_Data provided_:

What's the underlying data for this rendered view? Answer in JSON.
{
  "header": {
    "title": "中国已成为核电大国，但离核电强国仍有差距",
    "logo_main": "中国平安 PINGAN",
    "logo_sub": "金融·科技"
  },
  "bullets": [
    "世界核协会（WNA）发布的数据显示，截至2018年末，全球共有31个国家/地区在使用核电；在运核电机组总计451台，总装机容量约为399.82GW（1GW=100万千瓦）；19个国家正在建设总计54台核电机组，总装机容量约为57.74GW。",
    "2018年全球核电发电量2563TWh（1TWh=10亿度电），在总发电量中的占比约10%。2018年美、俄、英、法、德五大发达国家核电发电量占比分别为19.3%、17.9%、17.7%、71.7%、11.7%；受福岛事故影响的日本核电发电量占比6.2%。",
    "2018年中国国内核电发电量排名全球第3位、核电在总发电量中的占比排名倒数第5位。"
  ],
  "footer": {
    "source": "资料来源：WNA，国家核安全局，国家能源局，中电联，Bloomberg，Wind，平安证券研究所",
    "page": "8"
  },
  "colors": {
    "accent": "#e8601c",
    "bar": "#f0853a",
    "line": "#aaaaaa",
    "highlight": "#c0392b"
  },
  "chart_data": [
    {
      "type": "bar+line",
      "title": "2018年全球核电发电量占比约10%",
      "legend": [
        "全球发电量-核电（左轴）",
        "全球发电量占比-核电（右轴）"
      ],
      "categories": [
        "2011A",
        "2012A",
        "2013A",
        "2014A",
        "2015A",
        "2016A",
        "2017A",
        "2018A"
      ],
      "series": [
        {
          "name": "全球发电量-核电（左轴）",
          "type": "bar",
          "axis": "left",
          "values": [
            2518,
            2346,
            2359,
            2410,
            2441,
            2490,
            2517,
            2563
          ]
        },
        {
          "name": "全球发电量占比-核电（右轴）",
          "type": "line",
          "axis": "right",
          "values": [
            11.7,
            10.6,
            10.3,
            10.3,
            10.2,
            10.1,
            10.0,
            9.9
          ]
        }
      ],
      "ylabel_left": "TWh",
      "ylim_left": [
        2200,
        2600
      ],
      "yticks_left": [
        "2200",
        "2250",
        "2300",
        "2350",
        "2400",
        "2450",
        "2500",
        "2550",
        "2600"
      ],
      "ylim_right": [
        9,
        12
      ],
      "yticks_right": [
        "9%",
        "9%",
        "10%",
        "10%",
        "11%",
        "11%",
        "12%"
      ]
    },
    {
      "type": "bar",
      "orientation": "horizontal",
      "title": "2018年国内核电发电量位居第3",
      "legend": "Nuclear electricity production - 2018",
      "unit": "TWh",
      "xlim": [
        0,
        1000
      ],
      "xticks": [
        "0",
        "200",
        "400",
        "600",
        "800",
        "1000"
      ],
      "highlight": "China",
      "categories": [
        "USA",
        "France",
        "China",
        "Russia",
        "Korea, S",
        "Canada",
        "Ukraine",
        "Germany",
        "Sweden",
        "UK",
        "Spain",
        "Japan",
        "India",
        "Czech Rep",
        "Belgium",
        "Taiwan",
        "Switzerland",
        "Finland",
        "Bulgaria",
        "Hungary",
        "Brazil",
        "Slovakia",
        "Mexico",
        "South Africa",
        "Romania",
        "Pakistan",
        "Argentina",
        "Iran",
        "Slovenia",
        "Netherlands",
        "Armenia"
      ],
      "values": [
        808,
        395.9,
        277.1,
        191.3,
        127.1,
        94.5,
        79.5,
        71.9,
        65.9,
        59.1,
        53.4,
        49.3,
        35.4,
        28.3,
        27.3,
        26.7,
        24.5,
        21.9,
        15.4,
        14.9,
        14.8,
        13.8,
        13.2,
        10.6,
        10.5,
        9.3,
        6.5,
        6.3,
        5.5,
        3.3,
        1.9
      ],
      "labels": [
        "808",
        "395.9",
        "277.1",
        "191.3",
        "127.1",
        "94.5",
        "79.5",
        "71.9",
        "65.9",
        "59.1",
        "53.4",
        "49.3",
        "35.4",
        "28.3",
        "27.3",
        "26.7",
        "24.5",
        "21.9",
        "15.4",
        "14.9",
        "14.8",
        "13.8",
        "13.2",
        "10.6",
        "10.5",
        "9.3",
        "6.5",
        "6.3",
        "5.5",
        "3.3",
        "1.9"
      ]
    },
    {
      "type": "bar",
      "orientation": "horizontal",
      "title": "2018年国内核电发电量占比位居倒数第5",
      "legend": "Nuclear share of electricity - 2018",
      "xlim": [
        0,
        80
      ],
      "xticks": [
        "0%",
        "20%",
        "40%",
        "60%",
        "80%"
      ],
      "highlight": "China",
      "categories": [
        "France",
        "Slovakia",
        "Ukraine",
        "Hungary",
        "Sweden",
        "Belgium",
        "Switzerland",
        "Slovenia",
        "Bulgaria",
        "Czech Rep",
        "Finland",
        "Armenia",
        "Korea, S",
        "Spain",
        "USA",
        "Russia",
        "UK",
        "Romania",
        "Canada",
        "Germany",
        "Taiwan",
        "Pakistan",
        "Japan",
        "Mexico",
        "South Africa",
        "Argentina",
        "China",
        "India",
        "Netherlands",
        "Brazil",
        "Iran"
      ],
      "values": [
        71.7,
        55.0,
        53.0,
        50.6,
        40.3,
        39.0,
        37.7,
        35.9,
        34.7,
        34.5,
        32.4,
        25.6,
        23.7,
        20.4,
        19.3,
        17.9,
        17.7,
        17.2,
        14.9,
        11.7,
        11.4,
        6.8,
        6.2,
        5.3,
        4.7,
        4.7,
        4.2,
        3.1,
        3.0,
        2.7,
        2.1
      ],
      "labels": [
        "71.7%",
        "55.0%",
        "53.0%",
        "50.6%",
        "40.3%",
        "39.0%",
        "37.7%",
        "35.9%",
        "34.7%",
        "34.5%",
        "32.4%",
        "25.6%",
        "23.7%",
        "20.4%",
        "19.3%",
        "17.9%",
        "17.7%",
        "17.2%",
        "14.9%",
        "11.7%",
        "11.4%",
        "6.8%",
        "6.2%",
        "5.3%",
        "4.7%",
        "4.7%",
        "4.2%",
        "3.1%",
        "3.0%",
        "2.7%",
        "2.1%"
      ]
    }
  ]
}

_What you have to do_: Restate each record exactly as written.

_Written solution_:
What's the underlying data for this rendered view? Answer in JSON.
{
  "header": {
    "title": "中国已成为核电大国，但离核电强国仍有差距",
    "logo_main": "中国平安 PINGAN",
    "logo_sub": "金融·科技"
  },
  "bullets": [
    "世界核协会（WNA）发布的数据显示，截至2018年末，全球共有31个国家/地区在使用核电；在运核电机组总计451台，总装机容量约为399.82GW（1GW=100万千瓦）；19个国家正在建设总计54台核电机组，总装机容量约为57.74GW。",
    "2018年全球核电发电量2563TWh（1TWh=10亿度电），在总发电量中的占比约10%。2018年美、俄、英、法、德五大发达国家核电发电量占比分别为19.3%、17.9%、17.7%、71.7%、11.7%；受福岛事故影响的日本核电发电量占比6.2%。",
    "2018年中国国内核电发电量排名全球第3位、核电在总发电量中的占比排名倒数第5位。"
  ],
  "footer": {
    "source": "资料来源：WNA，国家核安全局，国家能源局，中电联，Bloomberg，Wind，平安证券研究所",
    "page": "8"
  },
  "colors": {
    "accent": "#e8601c",
    "bar": "#f0853a",
    "line": "#aaaaaa",
    "highlight": "#c0392b"
  },
  "chart_data": [
    {
      "type": "bar+line",
      "title": "2018年全球核电发电量占比约10%",
      "legend": [
        "全球发电量-核电（左轴）",
        "全球发电量占比-核电（右轴）"
      ],
      "categories": [
        "2011A",
        "2012A",
        "2013A",
        "2014A",
        "2015A",
        "2016A",
        "2017A",
        "2018A"
      ],
      "series": [
        {
          "name": "全球发电量-核电（左轴）",
          "type": "bar",
          "axis": "left",
          "values": [
            2518,
            2346,
            2359,
            2410,
            2441,
            2490,
            2517,
            2563
          ]
        },
        {
          "name": "全球发电量占比-核电（右轴）",
          "type": "line",
          "axis": "right",
          "values": [
            11.7,
            10.6,
            10.3,
            10.3,
            10.2,
            10.1,
            10.0,
            9.9
          ]
        }
      ],
      "ylabel_left": "TWh",
      "ylim_left": [
        2200,
        2600
      ],
      "yticks_left": [
        "2200",
        "2250",
        "2300",
        "2350",
        "2400",
        "2450",
        "2500",
        "2550",
        "2600"
      ],
      "ylim_right": [
        9,
        12
      ],
      "yticks_right": [
        "9%",
        "9%",
        "10%",
        "10%",
        "11%",
        "11%",
        "12%"
      ]
    },
    {
      "type": "bar",
      "orientation": "horizontal",
      "title": "2018年国内核电发电量位居第3",
      "legend": "Nuclear electricity production - 2018",
      "unit": "TWh",
      "xlim": [
        0,
        1000
      ],
      "xticks": [
        "0",
        "200",
        "400",
        "600",
        "800",
        "1000"
      ],
      "highlight": "China",
      "categories": [
        "USA",
        "France",
        "China",
        "Russia",
        "Korea, S",
        "Canada",
        "Ukraine",
        "Germany",
        "Sweden",
        "UK",
        "Spain",
        "Japan",
        "India",
        "Czech Rep",
        "Belgium",
        "Taiwan",
        "Switzerland",
        "Finland",
        "Bulgaria",
        "Hungary",
        "Brazil",
        "Slovakia",
        "Mexico",
        "South Africa",
        "Romania",
        "Pakistan",
        "Argentina",
        "Iran",
        "Slovenia",
        "Netherlands",
        "Armenia"
      ],
      "values": [
        808,
        395.9,
        277.1,
        191.3,
        127.1,
        94.5,
        79.5,
        71.9,
        65.9,
        59.1,
        53.4,
        49.3,
        35.4,
        28.3,
        27.3,
        26.7,
        24.5,
        21.9,
        15.4,
        14.9,
        14.8,
        13.8,
        13.2,
        10.6,
        10.5,
        9.3,
        6.5,
        6.3,
        5.5,
        3.3,
        1.9
      ],
      "labels": [
        "808",
        "395.9",
        "277.1",
        "191.3",
        "127.1",
        "94.5",
        "79.5",
        "71.9",
        "65.9",
        "59.1",
        "53.4",
        "49.3",
        "35.4",
        "28.3",
        "27.3",
        "26.7",
        "24.5",
        "21.9",
        "15.4",
        "14.9",
        "14.8",
        "13.8",
        "13.2",
        "10.6",
        "10.5",
        "9.3",
        "6.5",
        "6.3",
        "5.5",
        "3.3",
        "1.9"
      ]
    },
    {
      "type": "bar",
      "orientation": "horizontal",
      "title": "2018年国内核电发电量占比位居倒数第5",
      "legend": "Nuclear share of electricity - 2018",
      "xlim": [
        0,
        80
      ],
      "xticks": [
        "0%",
        "20%",
        "40%",
        "60%",
        "80%"
      ],
      "highlight": "China",
      "categories": [
        "France",
        "Slovakia",
        "Ukraine",
        "Hungary",
        "Sweden",
        "Belgium",
        "Switzerland",
        "Slovenia",
        "Bulgaria",
        "Czech Rep",
        "Finland",
        "Armenia",
        "Korea, S",
        "Spain",
        "USA",
        "Russia",
        "UK",
        "Romania",
        "Canada",
        "Germany",
        "Taiwan",
        "Pakistan",
        "Japan",
        "Mexico",
        "South Africa",
        "Argentina",
        "China",
        "India",
        "Netherlands",
        "Brazil",
        "Iran"
      ],
      "values": [
        71.7,
        55.0,
        53.0,
        50.6,
        40.3,
        39.0,
        37.7,
        35.9,
        34.7,
        34.5,
        32.4,
        25.6,
        23.7,
        20.4,
        19.3,
        17.9,
        17.7,
        17.2,
        14.9,
        11.7,
        11.4,
        6.8,
        6.2,
        5.3,
        4.7,
        4.7,
        4.2,
        3.1,
        3.0,
        2.7,
        2.1
      ],
      "labels": [
        "71.7%",
        "55.0%",
        "53.0%",
        "50.6%",
        "40.3%",
        "39.0%",
        "37.7%",
        "35.9%",
        "34.7%",
        "34.5%",
        "32.4%",
        "25.6%",
        "23.7%",
        "20.4%",
        "19.3%",
        "17.9%",
        "17.7%",
        "17.2%",
        "14.9%",
        "11.7%",
        "11.4%",
        "6.8%",
        "6.2%",
        "5.3%",
        "4.7%",
        "4.7%",
        "4.2%",
        "3.1%",
        "3.0%",
        "2.7%",
        "2.1%"
      ]
    }
  ]
}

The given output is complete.